- [Exercises to complete]:
(a) Do the following statements agree with the elaboration text below? Answer each with yes or no, and quote the exact words of the text that decide it.
(i) A Lean file consists of a list of commands.
(ii) The elaborator's only job is translating Syntax into Exprs.
(iii) To declare a custom command, its syntax has to be registered in the command syntax category.
(b) Answer these questions from the elaboration text below, with each answer on its own line and marked the same way.
(i) What is the highest level of Syntax?
(ii) Which three declaration commands are listed as examples?
(iii) What has to be registered to give commands their semantics?
(c) Please carry on with the elaboration text below, starting right after its last sentence.

- [Source excerpt]:
Elaboration

The elaborator is the component in charge of turning the user facing Syntax into something with which the rest of the compiler can work. Most of the time, this means translating Syntax into Exprs but there are also other use cases such as #check or #eval. Hence the elaborator is quite a large piece of code, it lives here.

Command elaboration

A command is the highest level of Syntax, a Lean file is made up of a list of commands. The most commonly used commands are declarations, for example:

• def
• inductive
• structure

but there are also other ones, most notably #check, #eval and friends. All commands live in the command syntax category so in order to declare custom commands, their syntax has to be registered in that category.

Giving meaning to commands

The next step is giving some semantics to the syntax. With commands, this is done by registering a so called command elaborator.

- [Dataset content]:
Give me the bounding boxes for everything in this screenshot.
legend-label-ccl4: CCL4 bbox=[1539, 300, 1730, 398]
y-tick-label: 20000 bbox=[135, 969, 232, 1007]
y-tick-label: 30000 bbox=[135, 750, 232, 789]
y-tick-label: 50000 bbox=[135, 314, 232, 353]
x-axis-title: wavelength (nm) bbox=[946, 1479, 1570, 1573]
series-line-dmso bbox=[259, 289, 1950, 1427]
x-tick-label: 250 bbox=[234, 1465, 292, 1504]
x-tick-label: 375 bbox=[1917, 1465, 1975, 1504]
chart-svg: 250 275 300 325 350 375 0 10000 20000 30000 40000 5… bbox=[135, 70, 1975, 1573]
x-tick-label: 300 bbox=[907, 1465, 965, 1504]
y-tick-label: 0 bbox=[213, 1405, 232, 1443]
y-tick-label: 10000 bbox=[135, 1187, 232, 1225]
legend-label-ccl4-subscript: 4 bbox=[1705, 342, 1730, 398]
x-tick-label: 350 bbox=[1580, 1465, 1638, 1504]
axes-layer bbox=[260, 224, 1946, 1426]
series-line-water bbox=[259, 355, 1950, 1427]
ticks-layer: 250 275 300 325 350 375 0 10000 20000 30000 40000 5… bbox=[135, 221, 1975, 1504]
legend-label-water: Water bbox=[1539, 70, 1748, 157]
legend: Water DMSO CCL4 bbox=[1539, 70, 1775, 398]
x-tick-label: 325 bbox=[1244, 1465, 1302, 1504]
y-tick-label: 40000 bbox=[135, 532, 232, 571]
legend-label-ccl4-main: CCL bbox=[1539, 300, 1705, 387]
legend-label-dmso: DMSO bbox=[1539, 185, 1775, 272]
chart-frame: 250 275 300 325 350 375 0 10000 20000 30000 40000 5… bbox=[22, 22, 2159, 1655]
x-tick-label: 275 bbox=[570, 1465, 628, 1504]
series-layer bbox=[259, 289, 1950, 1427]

- [Written responses]:
(a)
(i) Yes: "a Lean file is made up of a list of commands"
(ii) No: "Most of the time, this means translating Syntax into Exprs but there are also other use cases such as #check or #eval."
(iii) Yes: "in order to declare custom commands, their syntax has to be registered in that category"

(b)
(i) A command.
(ii) def, inductive and structure.
(iii) A command elaborator.

(c)
Command elaborators have type CommandElab which is an alias for: Syntax → CommandElabM Unit. What they do, is take the Syntax that represents whatever the user wants to call the command and produce some sort of side effect on the CommandElabM monad, after all the return value is always Unit. The CommandElabM monad has 4 main kinds of side effects:

1. Logging messages to the user via the Monad extensions MonadLog and AddMessageContext, like #check. This is done via functions that can be found in Lean.Elab.Log, the most notable ones being: logInfo, logWarning and logError.
2. Interacting with the Environment via the Monad extension MonadEnv. This is the place where all of the relevant information for the compiler is stored, all known declarations, their types, doc-strings, values etc. The current environment can be obtained via getEnv and set via setEnv once it has been modified. Note that quite often wrappers around setEnv like addDecl are the correct way to add information to the Environment.
3. Performing IO, CommandElabM is capable of running any IO operation. For example reading from files and based on their contents perform declarations.
4. Throwing errors, since it can run any kind of IO, it is only natural that it can throw errors via throwError.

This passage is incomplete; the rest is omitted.